### AIM
Quote all entries in full, exactly.

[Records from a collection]
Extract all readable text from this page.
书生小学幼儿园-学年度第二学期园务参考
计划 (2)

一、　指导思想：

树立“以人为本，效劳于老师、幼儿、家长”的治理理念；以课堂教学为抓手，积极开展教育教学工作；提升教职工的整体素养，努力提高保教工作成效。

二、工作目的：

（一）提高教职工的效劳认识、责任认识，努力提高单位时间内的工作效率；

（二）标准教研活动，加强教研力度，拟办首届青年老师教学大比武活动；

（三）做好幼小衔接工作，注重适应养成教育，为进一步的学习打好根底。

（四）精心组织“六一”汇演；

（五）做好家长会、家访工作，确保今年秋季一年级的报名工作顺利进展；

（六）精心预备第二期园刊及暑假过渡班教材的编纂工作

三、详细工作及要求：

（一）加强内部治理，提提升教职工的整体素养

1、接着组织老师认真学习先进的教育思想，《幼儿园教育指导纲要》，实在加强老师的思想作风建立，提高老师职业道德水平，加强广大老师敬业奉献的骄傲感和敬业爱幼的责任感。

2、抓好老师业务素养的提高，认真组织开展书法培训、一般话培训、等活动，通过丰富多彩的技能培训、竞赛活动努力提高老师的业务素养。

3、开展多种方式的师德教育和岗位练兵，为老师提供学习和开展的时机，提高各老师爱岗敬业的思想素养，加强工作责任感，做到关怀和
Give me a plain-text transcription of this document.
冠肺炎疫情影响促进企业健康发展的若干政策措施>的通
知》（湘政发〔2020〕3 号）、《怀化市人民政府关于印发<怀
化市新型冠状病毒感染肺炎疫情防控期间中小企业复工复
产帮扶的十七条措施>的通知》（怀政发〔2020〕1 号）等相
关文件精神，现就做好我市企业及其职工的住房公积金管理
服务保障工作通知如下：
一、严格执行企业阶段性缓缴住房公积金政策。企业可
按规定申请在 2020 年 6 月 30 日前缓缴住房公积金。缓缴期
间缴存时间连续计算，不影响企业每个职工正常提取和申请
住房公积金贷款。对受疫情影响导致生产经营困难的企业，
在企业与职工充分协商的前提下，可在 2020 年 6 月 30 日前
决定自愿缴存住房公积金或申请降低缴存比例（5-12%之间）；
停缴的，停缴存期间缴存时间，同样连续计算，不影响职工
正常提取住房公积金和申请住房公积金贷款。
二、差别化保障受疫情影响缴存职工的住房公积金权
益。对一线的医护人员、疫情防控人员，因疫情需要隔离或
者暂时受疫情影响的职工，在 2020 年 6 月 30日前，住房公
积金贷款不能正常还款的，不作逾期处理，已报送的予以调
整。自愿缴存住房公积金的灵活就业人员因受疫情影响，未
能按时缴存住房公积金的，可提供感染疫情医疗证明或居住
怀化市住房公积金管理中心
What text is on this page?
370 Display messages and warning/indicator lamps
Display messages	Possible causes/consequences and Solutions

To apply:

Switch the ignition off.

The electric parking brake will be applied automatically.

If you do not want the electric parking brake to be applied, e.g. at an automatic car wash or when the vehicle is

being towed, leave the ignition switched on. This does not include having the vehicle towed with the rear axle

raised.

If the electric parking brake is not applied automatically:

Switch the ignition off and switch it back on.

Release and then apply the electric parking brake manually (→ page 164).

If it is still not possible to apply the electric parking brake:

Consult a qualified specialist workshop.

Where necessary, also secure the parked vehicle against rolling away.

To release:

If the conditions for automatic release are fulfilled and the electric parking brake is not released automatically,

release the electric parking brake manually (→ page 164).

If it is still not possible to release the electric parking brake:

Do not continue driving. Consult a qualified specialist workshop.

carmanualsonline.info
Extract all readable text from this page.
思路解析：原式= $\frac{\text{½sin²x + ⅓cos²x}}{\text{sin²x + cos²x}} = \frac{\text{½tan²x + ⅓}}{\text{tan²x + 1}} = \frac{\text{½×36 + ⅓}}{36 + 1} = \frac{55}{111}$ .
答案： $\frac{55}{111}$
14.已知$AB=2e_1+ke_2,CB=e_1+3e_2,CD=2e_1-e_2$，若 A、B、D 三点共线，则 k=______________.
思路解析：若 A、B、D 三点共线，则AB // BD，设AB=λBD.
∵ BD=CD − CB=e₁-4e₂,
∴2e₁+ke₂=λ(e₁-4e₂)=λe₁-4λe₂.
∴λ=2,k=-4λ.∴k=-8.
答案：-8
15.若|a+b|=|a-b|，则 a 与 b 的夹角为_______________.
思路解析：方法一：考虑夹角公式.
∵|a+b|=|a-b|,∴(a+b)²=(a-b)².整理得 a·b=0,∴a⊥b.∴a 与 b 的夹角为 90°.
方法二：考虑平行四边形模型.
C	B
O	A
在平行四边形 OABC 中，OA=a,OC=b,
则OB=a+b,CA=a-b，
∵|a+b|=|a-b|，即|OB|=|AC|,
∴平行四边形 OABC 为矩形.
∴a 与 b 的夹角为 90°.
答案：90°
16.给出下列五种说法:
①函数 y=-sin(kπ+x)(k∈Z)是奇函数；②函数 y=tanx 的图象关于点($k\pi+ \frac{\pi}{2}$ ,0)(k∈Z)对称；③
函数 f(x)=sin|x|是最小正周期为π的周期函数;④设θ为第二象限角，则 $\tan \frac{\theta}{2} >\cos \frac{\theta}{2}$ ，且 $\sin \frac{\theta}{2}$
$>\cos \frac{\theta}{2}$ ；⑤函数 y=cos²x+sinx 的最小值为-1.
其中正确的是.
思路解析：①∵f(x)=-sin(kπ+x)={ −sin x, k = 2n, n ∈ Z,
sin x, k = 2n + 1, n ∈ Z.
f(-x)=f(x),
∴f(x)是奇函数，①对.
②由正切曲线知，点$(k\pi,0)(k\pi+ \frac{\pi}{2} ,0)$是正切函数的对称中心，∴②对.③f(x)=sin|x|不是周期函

### FULL SOLUTION
Extract all readable text from this page.
书生小学幼儿园-学年度第二学期园务参考
计划 (2)

一、　指导思想：

树立“以人为本，效劳于老师、幼儿、家长”的治理理念；以课堂教学为抓手，积极开展教育教学工作；提升教职工的整体素养，努力提高保教工作成效。

二、工作目的：

（一）提高教职工的效劳认识、责任认识，努力提高单位时间内的工作效率；

（二）标准教研活动，加强教研力度，拟办首届青年老师教学大比武活动；

（三）做好幼小衔接工作，注重适应养成教育，为进一步的学习打好根底。

（四）精心组织“六一”汇演；

（五）做好家长会、家访工作，确保今年秋季一年级的报名工作顺利进展；

（六）精心预备第二期园刊及暑假过渡班教材的编纂工作

三、详细工作及要求：

（一）加强内部治理，提提升教职工的整体素养

1、接着组织老师认真学习先进的教育思想，《幼儿园教育指导纲要》，实在加强老师的思想作风建立，提高老师职业道德水平，加强广大老师敬业奉献的骄傲感和敬业爱幼的责任感。

2、抓好老师业务素养的提高，认真组织开展书法培训、一般话培训、等活动，通过丰富多彩的技能培训、竞赛活动努力提高老师的业务素养。

3、开展多种方式的师德教育和岗位练兵，为老师提供学习和开展的时机，提高各老师爱岗敬业的思想素养，加强工作责任感，做到关怀和
Give me a plain-text transcription of this document.
冠肺炎疫情影响促进企业健康发展的若干政策措施>的通
知》（湘政发〔2020〕3 号）、《怀化市人民政府关于印发<怀
化市新型冠状病毒感染肺炎疫情防控期间中小企业复工复
产帮扶的十七条措施>的通知》（怀政发〔2020〕1 号）等相
关文件精神，现就做好我市企业及其职工的住房公积金管理
服务保障工作通知如下：
一、严格执行企业阶段性缓缴住房公积金政策。企业可
按规定申请在 2020 年 6 月 30 日前缓缴住房公积金。缓缴期
间缴存时间连续计算，不影响企业每个职工正常提取和申请
住房公积金贷款。对受疫情影响导致生产经营困难的企业，
在企业与职工充分协商的前提下，可在 2020 年 6 月 30 日前
决定自愿缴存住房公积金或申请降低缴存比例（5-12%之间）；
停缴的，停缴存期间缴存时间，同样连续计算，不影响职工
正常提取住房公积金和申请住房公积金贷款。
二、差别化保障受疫情影响缴存职工的住房公积金权
益。对一线的医护人员、疫情防控人员，因疫情需要隔离或
者暂时受疫情影响的职工，在 2020 年 6 月 30日前，住房公
积金贷款不能正常还款的，不作逾期处理，已报送的予以调
整。自愿缴存住房公积金的灵活就业人员因受疫情影响，未
能按时缴存住房公积金的，可提供感染疫情医疗证明或居住
怀化市住房公积金管理中心
What text is on this page?
370 Display messages and warning/indicator lamps
Display messages	Possible causes/consequences and Solutions

To apply:

Switch the ignition off.

The electric parking brake will be applied automatically.

If you do not want the electric parking brake to be applied, e.g. at an automatic car wash or when the vehicle is

being towed, leave the ignition switched on. This does not include having the vehicle towed with the rear axle

raised.

If the electric parking brake is not applied automatically:

Switch the ignition off and switch it back on.

Release and then apply the electric parking brake manually (→ page 164).

If it is still not possible to apply the electric parking brake:

Consult a qualified specialist workshop.

Where necessary, also secure the parked vehicle against rolling away.

To release:

If the conditions for automatic release are fulfilled and the electric parking brake is not released automatically,

release the electric parking brake manually (→ page 164).

If it is still not possible to release the electric parking brake:

Do not continue driving. Consult a qualified specialist workshop.

carmanualsonline.info
Extract all readable text from this page.
思路解析：原式= $\frac{\text{½sin²x + ⅓cos²x}}{\text{sin²x + cos²x}} = \frac{\text{½tan²x + ⅓}}{\text{tan²x + 1}} = \frac{\text{½×36 + ⅓}}{36 + 1} = \frac{55}{111}$ .
答案： $\frac{55}{111}$
14.已知$AB=2e_1+ke_2,CB=e_1+3e_2,CD=2e_1-e_2$，若 A、B、D 三点共线，则 k=______________.
思路解析：若 A、B、D 三点共线，则AB // BD，设AB=λBD.
∵ BD=CD − CB=e₁-4e₂,
∴2e₁+ke₂=λ(e₁-4e₂)=λe₁-4λe₂.
∴λ=2,k=-4λ.∴k=-8.
答案：-8
15.若|a+b|=|a-b|，则 a 与 b 的夹角为_______________.
思路解析：方法一：考虑夹角公式.
∵|a+b|=|a-b|,∴(a+b)²=(a-b)².整理得 a·b=0,∴a⊥b.∴a 与 b 的夹角为 90°.
方法二：考虑平行四边形模型.
C	B
O	A
在平行四边形 OABC 中，OA=a,OC=b,
则OB=a+b,CA=a-b，
∵|a+b|=|a-b|，即|OB|=|AC|,
∴平行四边形 OABC 为矩形.
∴a 与 b 的夹角为 90°.
答案：90°
16.给出下列五种说法:
①函数 y=-sin(kπ+x)(k∈Z)是奇函数；②函数 y=tanx 的图象关于点($k\pi+ \frac{\pi}{2}$ ,0)(k∈Z)对称；③
函数 f(x)=sin|x|是最小正周期为π的周期函数;④设θ为第二象限角，则 $\tan \frac{\theta}{2} >\cos \frac{\theta}{2}$ ，且 $\sin \frac{\theta}{2}$
$>\cos \frac{\theta}{2}$ ；⑤函数 y=cos²x+sinx 的最小值为-1.
其中正确的是.
思路解析：①∵f(x)=-sin(kπ+x)={ −sin x, k = 2n, n ∈ Z,
sin x, k = 2n + 1, n ∈ Z.
f(-x)=f(x),
∴f(x)是奇函数，①对.
②由正切曲线知，点$(k\pi,0)(k\pi+ \frac{\pi}{2} ,0)$是正切函数的对称中心，∴②对.③f(x)=sin|x|不是周期函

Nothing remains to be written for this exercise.